» Written instruction: Take the data that follows and retype it word for word.

[Excerpts from a figure dataset]
- - - - -
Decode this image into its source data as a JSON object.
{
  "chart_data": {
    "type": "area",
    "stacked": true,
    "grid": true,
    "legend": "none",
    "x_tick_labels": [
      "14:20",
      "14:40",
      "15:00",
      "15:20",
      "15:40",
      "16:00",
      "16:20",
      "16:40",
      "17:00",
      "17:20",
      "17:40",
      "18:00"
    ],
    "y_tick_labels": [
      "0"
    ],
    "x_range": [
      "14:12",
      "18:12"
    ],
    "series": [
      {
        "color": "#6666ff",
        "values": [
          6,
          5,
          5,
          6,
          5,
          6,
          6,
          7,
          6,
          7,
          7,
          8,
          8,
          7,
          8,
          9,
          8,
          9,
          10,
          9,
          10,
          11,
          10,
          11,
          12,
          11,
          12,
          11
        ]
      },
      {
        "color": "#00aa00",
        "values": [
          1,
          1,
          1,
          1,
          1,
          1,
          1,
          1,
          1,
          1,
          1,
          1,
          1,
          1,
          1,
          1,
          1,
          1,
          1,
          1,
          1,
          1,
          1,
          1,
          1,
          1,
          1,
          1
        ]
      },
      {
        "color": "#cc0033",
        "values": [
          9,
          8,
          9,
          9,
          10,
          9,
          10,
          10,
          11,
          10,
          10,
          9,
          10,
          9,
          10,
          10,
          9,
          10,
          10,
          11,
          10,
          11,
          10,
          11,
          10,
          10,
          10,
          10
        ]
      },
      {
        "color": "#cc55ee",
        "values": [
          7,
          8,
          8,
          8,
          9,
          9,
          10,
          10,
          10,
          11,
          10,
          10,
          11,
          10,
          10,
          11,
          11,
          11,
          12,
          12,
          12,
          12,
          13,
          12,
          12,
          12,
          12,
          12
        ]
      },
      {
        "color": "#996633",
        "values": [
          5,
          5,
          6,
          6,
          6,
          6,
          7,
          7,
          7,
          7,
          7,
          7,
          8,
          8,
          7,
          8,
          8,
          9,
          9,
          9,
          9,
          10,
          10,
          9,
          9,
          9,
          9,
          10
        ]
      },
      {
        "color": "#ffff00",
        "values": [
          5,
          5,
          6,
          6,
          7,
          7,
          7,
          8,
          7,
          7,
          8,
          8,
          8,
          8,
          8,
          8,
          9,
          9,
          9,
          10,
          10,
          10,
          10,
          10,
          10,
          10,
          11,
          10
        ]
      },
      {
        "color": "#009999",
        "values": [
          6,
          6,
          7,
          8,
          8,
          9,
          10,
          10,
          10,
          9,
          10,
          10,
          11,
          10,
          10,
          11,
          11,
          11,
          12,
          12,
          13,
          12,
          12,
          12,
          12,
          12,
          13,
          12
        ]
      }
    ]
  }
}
- - - - -
» Output for this exercise:
Decode this image into its source data as a JSON object.
{
  "chart_data": {
    "type": "area",
    "stacked": true,
    "grid": true,
    "legend": "none",
    "x_tick_labels": [
      "14:20",
      "14:40",
      "15:00",
      "15:20",
      "15:40",
      "16:00",
      "16:20",
      "16:40",
      "17:00",
      "17:20",
      "17:40",
      "18:00"
    ],
    "y_tick_labels": [
      "0"
    ],
    "x_range": [
      "14:12",
      "18:12"
    ],
    "series": [
      {
        "color": "#6666ff",
        "values": [
          6,
          5,
          5,
          6,
          5,
          6,
          6,
          7,
          6,
          7,
          7,
          8,
          8,
          7,
          8,
          9,
          8,
          9,
          10,
          9,
          10,
          11,
          10,
          11,
          12,
          11,
          12,
          11
        ]
      },
      {
        "color": "#00aa00",
        "values": [
          1,
          1,
          1,
          1,
          1,
          1,
          1,
          1,
          1,
          1,
          1,
          1,
          1,
          1,
          1,
          1,
          1,
          1,
          1,
          1,
          1,
          1,
          1,
          1,
          1,
          1,
          1,
          1
        ]
      },
      {
        "color": "#cc0033",
        "values": [
          9,
          8,
          9,
          9,
          10,
          9,
          10,
          10,
          11,
          10,
          10,
          9,
          10,
          9,
          10,
          10,
          9,
          10,
          10,
          11,
          10,
          11,
          10,
          11,
          10,
          10,
          10,
          10
        ]
      },
      {
        "color": "#cc55ee",
        "values": [
          7,
          8,
          8,
          8,
          9,
          9,
          10,
          10,
          10,
          11,
          10,
          10,
          11,
          10,
          10,
          11,
          11,
          11,
          12,
          12,
          12,
          12,
          13,
          12,
          12,
          12,
          12,
          12
        ]
      },
      {
        "color": "#996633",
        "values": [
          5,
          5,
          6,
          6,
          6,
          6,
          7,
          7,
          7,
          7,
          7,
          7,
          8,
          8,
          7,
          8,
          8,
          9,
          9,
          9,
          9,
          10,
          10,
          9,
          9,
          9,
          9,
          10
        ]
      },
      {
        "color": "#ffff00",
        "values": [
          5,
          5,
          6,
          6,
          7,
          7,
          7,
          8,
          7,
          7,
          8,
          8,
          8,
          8,
          8,
          8,
          9,
          9,
          9,
          10,
          10,
          10,
          10,
          10,
          10,
          10,
          11,
          10
        ]
      },
      {
        "color": "#009999",
        "values": [
          6,
          6,
          7,
          8,
          8,
          9,
          10,
          10,
          10,
          9,
          10,
          10,
          11,
          10,
          10,
          11,
          11,
          11,
          12,
          12,
          13,
          12,
          12,
          12,
          12,
          12,
          13,
          12
        ]
      }
    ]
  }
}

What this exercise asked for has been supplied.